Each record below must be returned exactly as shown.

* START *

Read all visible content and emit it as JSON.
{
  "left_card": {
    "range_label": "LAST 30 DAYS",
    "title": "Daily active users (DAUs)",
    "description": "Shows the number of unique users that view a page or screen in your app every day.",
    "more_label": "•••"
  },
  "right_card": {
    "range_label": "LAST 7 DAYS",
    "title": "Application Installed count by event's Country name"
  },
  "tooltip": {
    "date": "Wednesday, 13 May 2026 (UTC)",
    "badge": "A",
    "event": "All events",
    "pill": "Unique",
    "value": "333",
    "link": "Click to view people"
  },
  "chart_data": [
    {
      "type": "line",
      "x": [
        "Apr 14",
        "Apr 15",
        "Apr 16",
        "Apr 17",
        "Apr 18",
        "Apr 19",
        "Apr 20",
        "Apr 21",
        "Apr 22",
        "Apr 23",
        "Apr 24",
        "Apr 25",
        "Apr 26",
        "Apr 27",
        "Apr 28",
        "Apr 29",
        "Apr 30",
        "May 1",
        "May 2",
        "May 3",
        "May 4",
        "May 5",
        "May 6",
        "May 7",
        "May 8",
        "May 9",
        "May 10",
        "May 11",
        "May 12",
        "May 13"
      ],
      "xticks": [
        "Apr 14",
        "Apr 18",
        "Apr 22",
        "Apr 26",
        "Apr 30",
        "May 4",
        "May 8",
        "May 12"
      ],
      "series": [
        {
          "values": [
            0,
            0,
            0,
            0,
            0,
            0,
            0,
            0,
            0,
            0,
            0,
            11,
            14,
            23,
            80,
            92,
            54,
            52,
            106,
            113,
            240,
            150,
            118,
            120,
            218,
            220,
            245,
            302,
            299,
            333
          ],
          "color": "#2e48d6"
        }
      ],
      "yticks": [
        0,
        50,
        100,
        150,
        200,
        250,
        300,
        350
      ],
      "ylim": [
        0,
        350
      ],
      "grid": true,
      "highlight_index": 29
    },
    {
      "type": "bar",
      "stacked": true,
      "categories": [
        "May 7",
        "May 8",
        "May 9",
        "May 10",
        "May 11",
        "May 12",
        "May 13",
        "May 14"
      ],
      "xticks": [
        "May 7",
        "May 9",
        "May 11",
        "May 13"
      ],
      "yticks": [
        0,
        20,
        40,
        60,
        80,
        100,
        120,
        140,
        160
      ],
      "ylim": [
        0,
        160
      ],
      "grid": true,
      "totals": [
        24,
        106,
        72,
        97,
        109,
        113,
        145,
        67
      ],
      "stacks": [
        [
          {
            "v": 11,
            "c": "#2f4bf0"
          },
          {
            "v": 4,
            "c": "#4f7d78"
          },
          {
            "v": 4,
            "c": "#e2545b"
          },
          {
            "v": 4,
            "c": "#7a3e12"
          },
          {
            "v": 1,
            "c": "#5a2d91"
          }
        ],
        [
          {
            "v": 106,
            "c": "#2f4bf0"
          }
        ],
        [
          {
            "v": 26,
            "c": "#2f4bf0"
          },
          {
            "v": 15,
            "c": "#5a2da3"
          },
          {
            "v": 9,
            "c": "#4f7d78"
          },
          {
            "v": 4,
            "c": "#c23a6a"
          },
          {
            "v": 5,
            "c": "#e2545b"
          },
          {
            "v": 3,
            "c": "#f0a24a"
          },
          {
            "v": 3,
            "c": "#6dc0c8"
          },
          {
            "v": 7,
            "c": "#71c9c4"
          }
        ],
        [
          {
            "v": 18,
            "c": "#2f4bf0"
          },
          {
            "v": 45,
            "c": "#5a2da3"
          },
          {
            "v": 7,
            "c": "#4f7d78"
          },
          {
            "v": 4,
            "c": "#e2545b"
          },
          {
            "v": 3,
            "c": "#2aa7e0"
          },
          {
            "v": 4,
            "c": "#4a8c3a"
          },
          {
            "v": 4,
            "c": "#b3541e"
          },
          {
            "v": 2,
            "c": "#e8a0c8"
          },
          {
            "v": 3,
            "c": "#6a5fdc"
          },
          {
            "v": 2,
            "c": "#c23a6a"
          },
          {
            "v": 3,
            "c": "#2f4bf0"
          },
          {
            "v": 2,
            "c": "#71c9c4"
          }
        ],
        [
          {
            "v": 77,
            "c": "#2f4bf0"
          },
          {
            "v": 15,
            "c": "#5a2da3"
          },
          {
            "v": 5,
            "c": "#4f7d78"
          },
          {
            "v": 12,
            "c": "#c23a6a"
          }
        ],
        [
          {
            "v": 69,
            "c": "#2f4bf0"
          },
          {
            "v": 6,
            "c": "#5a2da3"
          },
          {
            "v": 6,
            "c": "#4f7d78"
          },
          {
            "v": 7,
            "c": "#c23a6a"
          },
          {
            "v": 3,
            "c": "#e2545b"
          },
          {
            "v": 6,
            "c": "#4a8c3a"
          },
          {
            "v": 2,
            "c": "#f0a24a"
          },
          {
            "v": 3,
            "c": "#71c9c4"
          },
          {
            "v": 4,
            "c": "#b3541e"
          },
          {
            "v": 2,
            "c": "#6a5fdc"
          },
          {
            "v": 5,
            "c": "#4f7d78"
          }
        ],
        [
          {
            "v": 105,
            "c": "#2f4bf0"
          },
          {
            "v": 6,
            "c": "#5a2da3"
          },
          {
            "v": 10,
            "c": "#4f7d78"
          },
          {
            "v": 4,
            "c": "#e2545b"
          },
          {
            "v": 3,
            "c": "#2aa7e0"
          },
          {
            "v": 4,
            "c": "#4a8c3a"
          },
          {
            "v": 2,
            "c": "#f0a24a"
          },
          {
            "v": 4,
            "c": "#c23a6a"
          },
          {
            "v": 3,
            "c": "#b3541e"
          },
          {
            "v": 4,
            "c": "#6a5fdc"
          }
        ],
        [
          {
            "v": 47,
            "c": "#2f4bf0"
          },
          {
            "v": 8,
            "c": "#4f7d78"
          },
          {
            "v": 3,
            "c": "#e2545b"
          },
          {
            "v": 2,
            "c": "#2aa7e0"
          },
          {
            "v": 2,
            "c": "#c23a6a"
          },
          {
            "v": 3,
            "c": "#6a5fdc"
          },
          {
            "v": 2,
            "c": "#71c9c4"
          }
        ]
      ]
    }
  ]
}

* END *

:: FULL RESPONSE ::
Read all visible content and emit it as JSON.
{
  "left_card": {
    "range_label": "LAST 30 DAYS",
    "title": "Daily active users (DAUs)",
    "description": "Shows the number of unique users that view a page or screen in your app every day.",
    "more_label": "•••"
  },
  "right_card": {
    "range_label": "LAST 7 DAYS",
    "title": "Application Installed count by event's Country name"
  },
  "tooltip": {
    "date": "Wednesday, 13 May 2026 (UTC)",
    "badge": "A",
    "event": "All events",
    "pill": "Unique",
    "value": "333",
    "link": "Click to view people"
  },
  "chart_data": [
    {
      "type": "line",
      "x": [
        "Apr 14",
        "Apr 15",
        "Apr 16",
        "Apr 17",
        "Apr 18",
        "Apr 19",
        "Apr 20",
        "Apr 21",
        "Apr 22",
        "Apr 23",
        "Apr 24",
        "Apr 25",
        "Apr 26",
        "Apr 27",
        "Apr 28",
        "Apr 29",
        "Apr 30",
        "May 1",
        "May 2",
        "May 3",
        "May 4",
        "May 5",
        "May 6",
        "May 7",
        "May 8",
        "May 9",
        "May 10",
        "May 11",
        "May 12",
        "May 13"
      ],
      "xticks": [
        "Apr 14",
        "Apr 18",
        "Apr 22",
        "Apr 26",
        "Apr 30",
        "May 4",
        "May 8",
        "May 12"
      ],
      "series": [
        {
          "values": [
            0,
            0,
            0,
            0,
            0,
            0,
            0,
            0,
            0,
            0,
            0,
            11,
            14,
            23,
            80,
            92,
            54,
            52,
            106,
            113,
            240,
            150,
            118,
            120,
            218,
            220,
            245,
            302,
            299,
            333
          ],
          "color": "#2e48d6"
        }
      ],
      "yticks": [
        0,
        50,
        100,
        150,
        200,
        250,
        300,
        350
      ],
      "ylim": [
        0,
        350
      ],
      "grid": true,
      "highlight_index": 29
    },
    {
      "type": "bar",
      "stacked": true,
      "categories": [
        "May 7",
        "May 8",
        "May 9",
        "May 10",
        "May 11",
        "May 12",
        "May 13",
        "May 14"
      ],
      "xticks": [
        "May 7",
        "May 9",
        "May 11",
        "May 13"
      ],
      "yticks": [
        0,
        20,
        40,
        60,
        80,
        100,
        120,
        140,
        160
      ],
      "ylim": [
        0,
        160
      ],
      "grid": true,
      "totals": [
        24,
        106,
        72,
        97,
        109,
        113,
        145,
        67
      ],
      "stacks": [
        [
          {
            "v": 11,
            "c": "#2f4bf0"
          },
          {
            "v": 4,
            "c": "#4f7d78"
          },
          {
            "v": 4,
            "c": "#e2545b"
          },
          {
            "v": 4,
            "c": "#7a3e12"
          },
          {
            "v": 1,
            "c": "#5a2d91"
          }
        ],
        [
          {
            "v": 106,
            "c": "#2f4bf0"
          }
        ],
        [
          {
            "v": 26,
            "c": "#2f4bf0"
          },
          {
            "v": 15,
            "c": "#5a2da3"
          },
          {
            "v": 9,
            "c": "#4f7d78"
          },
          {
            "v": 4,
            "c": "#c23a6a"
          },
          {
            "v": 5,
            "c": "#e2545b"
          },
          {
            "v": 3,
            "c": "#f0a24a"
          },
          {
            "v": 3,
            "c": "#6dc0c8"
          },
          {
            "v": 7,
            "c": "#71c9c4"
          }
        ],
        [
          {
            "v": 18,
            "c": "#2f4bf0"
          },
          {
            "v": 45,
            "c": "#5a2da3"
          },
          {
            "v": 7,
            "c": "#4f7d78"
          },
          {
            "v": 4,
            "c": "#e2545b"
          },
          {
            "v": 3,
            "c": "#2aa7e0"
          },
          {
            "v": 4,
            "c": "#4a8c3a"
          },
          {
            "v": 4,
            "c": "#b3541e"
          },
          {
            "v": 2,
            "c": "#e8a0c8"
          },
          {
            "v": 3,
            "c": "#6a5fdc"
          },
          {
            "v": 2,
            "c": "#c23a6a"
          },
          {
            "v": 3,
            "c": "#2f4bf0"
          },
          {
            "v": 2,
            "c": "#71c9c4"
          }
        ],
        [
          {
            "v": 77,
            "c": "#2f4bf0"
          },
          {
            "v": 15,
            "c": "#5a2da3"
          },
          {
            "v": 5,
            "c": "#4f7d78"
          },
          {
            "v": 12,
            "c": "#c23a6a"
          }
        ],
        [
          {
            "v": 69,
            "c": "#2f4bf0"
          },
          {
            "v": 6,
            "c": "#5a2da3"
          },
          {
            "v": 6,
            "c": "#4f7d78"
          },
          {
            "v": 7,
            "c": "#c23a6a"
          },
          {
            "v": 3,
            "c": "#e2545b"
          },
          {
            "v": 6,
            "c": "#4a8c3a"
          },
          {
            "v": 2,
            "c": "#f0a24a"
          },
          {
            "v": 3,
            "c": "#71c9c4"
          },
          {
            "v": 4,
            "c": "#b3541e"
          },
          {
            "v": 2,
            "c": "#6a5fdc"
          },
          {
            "v": 5,
            "c": "#4f7d78"
          }
        ],
        [
          {
            "v": 105,
            "c": "#2f4bf0"
          },
          {
            "v": 6,
            "c": "#5a2da3"
          },
          {
            "v": 10,
            "c": "#4f7d78"
          },
          {
            "v": 4,
            "c": "#e2545b"
          },
          {
            "v": 3,
            "c": "#2aa7e0"
          },
          {
            "v": 4,
            "c": "#4a8c3a"
          },
          {
            "v": 2,
            "c": "#f0a24a"
          },
          {
            "v": 4,
            "c": "#c23a6a"
          },
          {
            "v": 3,
            "c": "#b3541e"
          },
          {
            "v": 4,
            "c": "#6a5fdc"
          }
        ],
        [
          {
            "v": 47,
            "c": "#2f4bf0"
          },
          {
            "v": 8,
            "c": "#4f7d78"
          },
          {
            "v": 3,
            "c": "#e2545b"
          },
          {
            "v": 2,
            "c": "#2aa7e0"
          },
          {
            "v": 2,
            "c": "#c23a6a"
          },
          {
            "v": 3,
            "c": "#6a5fdc"
          },
          {
            "v": 2,
            "c": "#71c9c4"
          }
        ]
      ]
    }
  ]
}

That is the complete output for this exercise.